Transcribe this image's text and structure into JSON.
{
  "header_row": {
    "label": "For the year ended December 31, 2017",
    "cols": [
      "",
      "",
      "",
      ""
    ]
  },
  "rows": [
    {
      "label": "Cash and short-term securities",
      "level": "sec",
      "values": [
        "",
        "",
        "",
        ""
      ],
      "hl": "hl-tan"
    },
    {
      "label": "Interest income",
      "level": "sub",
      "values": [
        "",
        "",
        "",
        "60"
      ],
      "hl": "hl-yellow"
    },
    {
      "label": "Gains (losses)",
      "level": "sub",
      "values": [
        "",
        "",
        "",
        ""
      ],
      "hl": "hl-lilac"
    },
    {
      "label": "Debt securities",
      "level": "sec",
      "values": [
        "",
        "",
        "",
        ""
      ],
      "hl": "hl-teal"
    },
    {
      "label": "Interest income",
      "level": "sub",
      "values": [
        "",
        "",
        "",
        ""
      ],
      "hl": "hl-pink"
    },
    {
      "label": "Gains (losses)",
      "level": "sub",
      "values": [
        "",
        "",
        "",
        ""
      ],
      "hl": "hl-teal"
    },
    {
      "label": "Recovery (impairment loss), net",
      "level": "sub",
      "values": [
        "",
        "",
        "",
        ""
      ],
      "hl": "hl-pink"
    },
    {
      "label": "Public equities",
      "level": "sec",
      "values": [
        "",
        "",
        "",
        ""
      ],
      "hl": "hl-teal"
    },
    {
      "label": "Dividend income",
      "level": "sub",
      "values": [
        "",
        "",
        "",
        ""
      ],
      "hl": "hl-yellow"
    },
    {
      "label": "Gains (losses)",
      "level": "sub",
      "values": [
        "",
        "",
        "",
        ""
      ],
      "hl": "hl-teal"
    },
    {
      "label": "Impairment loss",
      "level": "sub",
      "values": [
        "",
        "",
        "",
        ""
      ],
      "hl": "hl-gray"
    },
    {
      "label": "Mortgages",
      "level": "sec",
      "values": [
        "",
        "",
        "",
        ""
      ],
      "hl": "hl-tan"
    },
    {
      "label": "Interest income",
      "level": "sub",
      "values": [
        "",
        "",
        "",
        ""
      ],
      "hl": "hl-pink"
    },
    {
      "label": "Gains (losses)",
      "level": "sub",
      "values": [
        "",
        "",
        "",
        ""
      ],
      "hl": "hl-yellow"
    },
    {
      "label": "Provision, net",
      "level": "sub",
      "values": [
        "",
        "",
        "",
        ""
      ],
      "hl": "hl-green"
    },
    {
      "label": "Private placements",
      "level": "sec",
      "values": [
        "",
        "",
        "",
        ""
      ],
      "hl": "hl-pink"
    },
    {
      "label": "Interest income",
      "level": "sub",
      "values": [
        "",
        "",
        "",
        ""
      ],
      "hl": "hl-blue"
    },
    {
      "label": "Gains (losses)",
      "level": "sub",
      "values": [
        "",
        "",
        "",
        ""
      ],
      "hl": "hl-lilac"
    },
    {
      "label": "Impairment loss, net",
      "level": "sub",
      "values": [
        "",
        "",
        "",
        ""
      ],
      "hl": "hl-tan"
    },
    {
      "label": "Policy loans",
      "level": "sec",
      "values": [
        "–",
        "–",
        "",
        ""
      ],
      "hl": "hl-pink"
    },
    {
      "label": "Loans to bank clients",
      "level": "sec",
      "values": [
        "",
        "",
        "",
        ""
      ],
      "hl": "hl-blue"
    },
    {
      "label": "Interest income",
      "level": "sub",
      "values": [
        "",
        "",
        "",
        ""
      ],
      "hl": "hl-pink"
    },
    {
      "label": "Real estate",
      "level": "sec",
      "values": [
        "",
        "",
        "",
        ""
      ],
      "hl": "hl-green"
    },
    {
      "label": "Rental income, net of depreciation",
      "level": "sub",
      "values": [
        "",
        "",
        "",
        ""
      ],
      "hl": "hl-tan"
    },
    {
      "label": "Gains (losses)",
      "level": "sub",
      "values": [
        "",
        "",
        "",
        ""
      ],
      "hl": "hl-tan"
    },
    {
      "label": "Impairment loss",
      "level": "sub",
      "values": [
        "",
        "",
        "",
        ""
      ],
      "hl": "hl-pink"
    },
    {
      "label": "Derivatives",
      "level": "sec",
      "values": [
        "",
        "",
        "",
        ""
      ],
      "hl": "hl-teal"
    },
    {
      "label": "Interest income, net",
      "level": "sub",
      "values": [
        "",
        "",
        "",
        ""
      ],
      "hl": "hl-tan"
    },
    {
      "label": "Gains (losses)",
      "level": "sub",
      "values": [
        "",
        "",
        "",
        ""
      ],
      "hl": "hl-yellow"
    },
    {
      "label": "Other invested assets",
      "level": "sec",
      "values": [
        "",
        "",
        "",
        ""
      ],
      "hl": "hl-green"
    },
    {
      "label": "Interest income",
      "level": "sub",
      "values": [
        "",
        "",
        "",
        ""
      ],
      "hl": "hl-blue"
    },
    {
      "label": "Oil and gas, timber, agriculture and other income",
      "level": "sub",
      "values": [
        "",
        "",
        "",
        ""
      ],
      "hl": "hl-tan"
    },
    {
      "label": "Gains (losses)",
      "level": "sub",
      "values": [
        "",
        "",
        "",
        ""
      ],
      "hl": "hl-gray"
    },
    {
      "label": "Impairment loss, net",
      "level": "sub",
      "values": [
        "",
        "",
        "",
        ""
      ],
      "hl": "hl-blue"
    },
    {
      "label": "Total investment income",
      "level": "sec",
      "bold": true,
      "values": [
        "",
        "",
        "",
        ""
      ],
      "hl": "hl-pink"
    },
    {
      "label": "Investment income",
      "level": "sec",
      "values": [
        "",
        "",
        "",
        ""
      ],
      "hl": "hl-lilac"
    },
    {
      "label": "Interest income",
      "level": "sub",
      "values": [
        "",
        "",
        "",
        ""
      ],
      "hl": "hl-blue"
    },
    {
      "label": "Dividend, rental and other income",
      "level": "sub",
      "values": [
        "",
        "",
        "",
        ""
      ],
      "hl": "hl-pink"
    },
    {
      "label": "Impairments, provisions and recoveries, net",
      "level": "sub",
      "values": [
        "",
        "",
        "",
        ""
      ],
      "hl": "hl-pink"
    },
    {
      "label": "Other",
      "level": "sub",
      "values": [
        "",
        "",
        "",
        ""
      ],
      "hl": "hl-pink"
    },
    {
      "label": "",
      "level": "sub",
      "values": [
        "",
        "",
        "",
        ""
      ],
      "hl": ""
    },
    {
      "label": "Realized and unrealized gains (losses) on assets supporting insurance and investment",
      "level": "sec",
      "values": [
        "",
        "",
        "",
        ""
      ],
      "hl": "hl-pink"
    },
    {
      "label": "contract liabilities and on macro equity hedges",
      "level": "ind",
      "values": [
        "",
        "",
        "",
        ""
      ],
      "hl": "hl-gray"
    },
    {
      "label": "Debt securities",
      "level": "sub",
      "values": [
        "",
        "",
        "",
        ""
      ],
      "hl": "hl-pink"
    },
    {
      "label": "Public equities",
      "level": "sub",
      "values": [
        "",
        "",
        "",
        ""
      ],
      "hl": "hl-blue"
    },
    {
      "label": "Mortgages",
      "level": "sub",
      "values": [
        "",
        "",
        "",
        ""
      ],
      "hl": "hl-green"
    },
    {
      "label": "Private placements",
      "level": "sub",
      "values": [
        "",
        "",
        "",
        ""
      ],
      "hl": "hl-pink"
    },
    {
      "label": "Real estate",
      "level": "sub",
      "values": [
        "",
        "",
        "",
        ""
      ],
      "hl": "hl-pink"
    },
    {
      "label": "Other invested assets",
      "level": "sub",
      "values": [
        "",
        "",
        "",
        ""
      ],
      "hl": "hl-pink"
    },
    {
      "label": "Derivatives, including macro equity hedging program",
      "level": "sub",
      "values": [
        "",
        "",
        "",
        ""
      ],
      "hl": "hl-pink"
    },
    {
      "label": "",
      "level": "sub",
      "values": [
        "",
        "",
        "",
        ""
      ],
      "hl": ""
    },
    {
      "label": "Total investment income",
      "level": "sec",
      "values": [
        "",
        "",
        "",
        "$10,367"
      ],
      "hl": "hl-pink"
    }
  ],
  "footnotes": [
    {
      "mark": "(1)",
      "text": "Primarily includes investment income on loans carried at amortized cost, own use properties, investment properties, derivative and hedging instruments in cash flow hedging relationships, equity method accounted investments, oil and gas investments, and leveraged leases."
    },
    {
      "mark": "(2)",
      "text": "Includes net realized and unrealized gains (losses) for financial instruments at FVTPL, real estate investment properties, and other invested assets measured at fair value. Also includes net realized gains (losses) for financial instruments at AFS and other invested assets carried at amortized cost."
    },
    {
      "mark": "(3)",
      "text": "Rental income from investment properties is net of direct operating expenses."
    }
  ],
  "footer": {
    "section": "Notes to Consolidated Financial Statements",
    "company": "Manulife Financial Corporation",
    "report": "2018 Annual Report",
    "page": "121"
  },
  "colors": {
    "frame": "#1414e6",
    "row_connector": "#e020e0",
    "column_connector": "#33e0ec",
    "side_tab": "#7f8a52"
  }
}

### The problem
In the listing, find each line with the string "macro" and copy it.

### Answer to the task
      "label": "contract liabilities and on macro equity hedges",
      "label": "Derivatives, including macro equity hedging program",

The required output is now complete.